Requirement: All lines featuring the string "рассмотрением" are to be listed.
◆ ◆ ◆ ◆
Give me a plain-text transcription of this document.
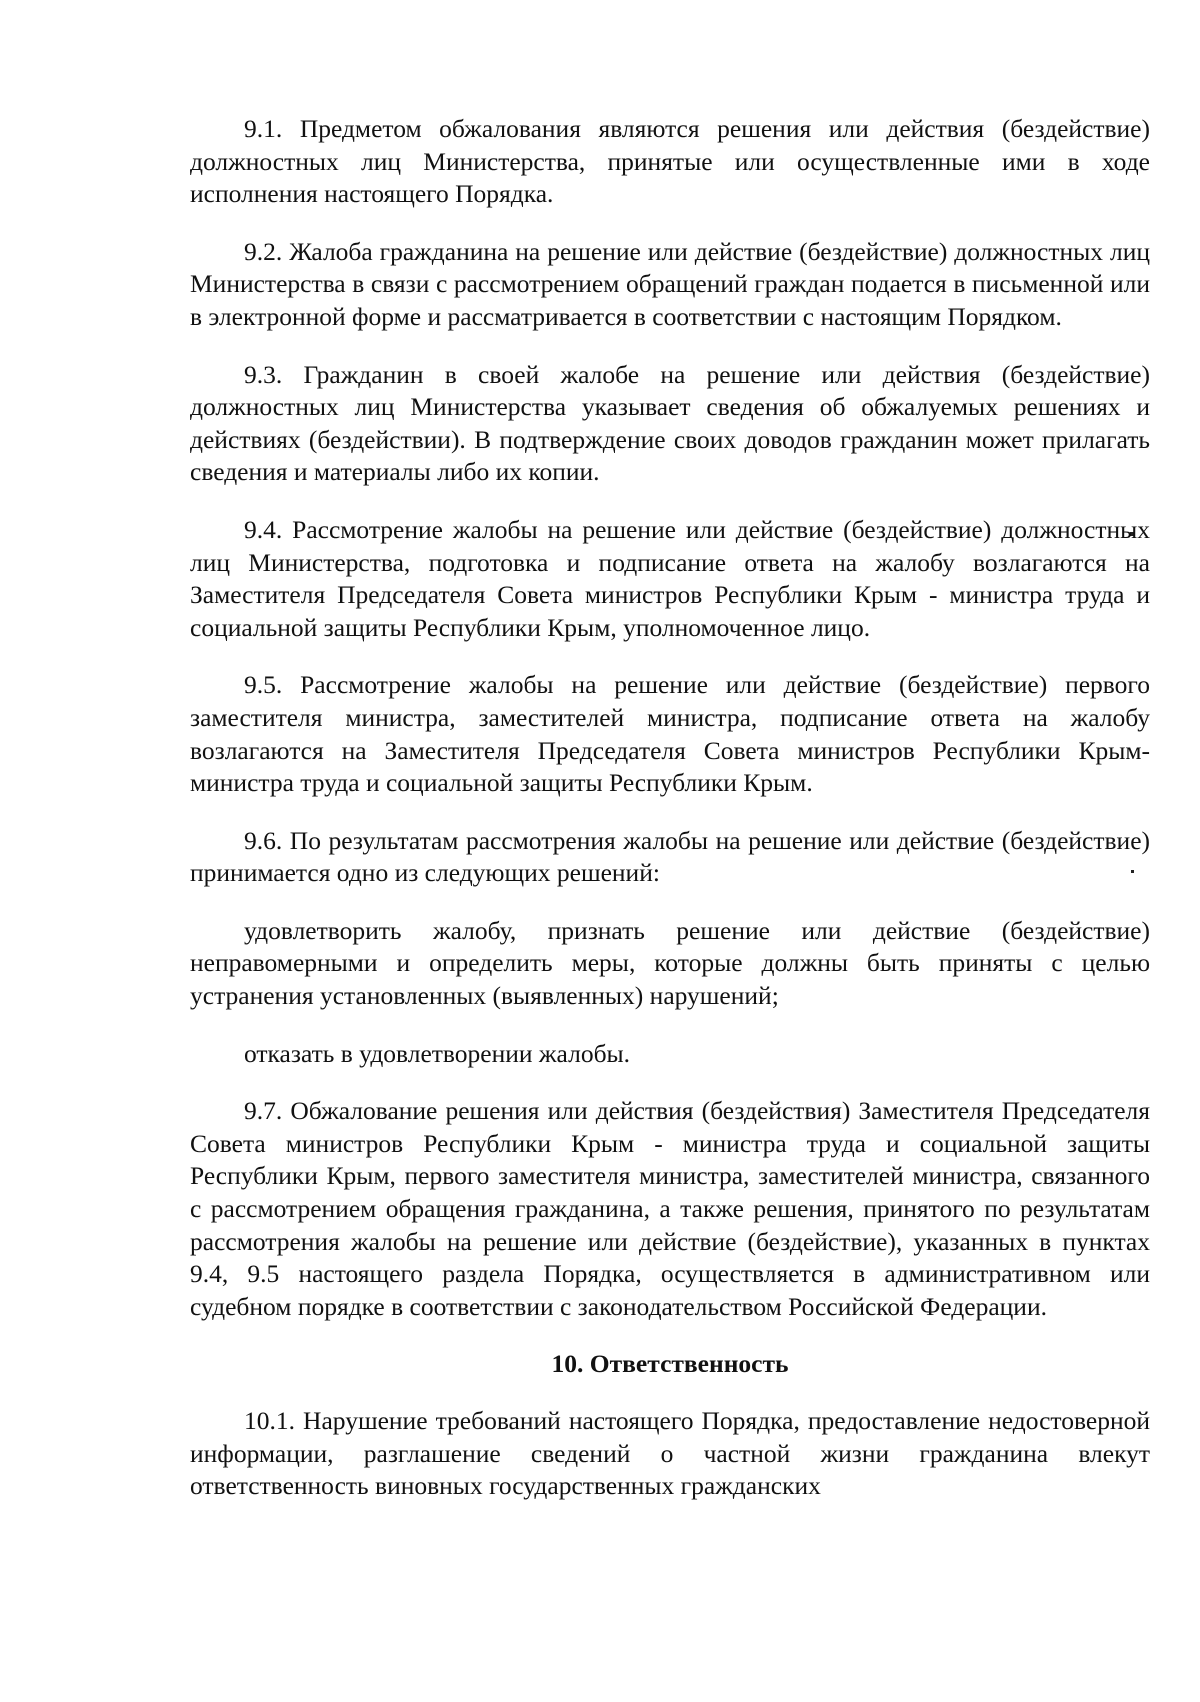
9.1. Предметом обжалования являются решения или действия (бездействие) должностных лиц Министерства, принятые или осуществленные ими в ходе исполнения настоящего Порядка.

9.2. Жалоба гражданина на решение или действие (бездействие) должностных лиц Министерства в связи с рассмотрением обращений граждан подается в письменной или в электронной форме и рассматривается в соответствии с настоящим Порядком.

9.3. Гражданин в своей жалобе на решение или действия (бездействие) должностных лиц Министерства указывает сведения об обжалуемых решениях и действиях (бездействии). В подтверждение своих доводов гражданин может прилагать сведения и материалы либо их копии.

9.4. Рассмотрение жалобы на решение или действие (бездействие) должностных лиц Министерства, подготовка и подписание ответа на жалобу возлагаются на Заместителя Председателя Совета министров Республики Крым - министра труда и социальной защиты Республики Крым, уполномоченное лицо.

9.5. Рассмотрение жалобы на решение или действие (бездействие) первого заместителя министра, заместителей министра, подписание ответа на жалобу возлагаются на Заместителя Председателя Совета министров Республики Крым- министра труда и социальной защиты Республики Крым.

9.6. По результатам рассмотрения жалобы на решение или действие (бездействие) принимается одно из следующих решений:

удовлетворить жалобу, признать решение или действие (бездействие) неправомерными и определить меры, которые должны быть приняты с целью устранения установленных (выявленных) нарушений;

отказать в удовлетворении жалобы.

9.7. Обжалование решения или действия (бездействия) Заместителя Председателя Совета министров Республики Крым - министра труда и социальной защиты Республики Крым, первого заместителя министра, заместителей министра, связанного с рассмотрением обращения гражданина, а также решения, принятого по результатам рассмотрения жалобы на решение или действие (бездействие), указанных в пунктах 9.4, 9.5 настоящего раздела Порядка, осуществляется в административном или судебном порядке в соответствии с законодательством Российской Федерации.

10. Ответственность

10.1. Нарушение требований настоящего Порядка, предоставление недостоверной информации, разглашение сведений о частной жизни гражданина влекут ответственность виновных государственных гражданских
◆ ◆ ◆ ◆
Exercise result:
9.2. Жалоба гражданина на решение или действие (бездействие) должностных лиц Министерства в связи с рассмотрением обращений граждан подается в письменной или в электронной форме и рассматривается в соответствии с настоящим Порядком.
9.7. Обжалование решения или действия (бездействия) Заместителя Председателя Совета министров Республики Крым - министра труда и социальной защиты Республики Крым, первого заместителя министра, заместителей министра, связанного с рассмотрением обращения гражданина, а также решения, принятого по результатам рассмотрения жалобы на решение или действие (бездействие), указанных в пунктах 9.4, 9.5 настоящего раздела Порядка, осуществляется в административном или судебном порядке в соответствии с законодательством Российской Федерации.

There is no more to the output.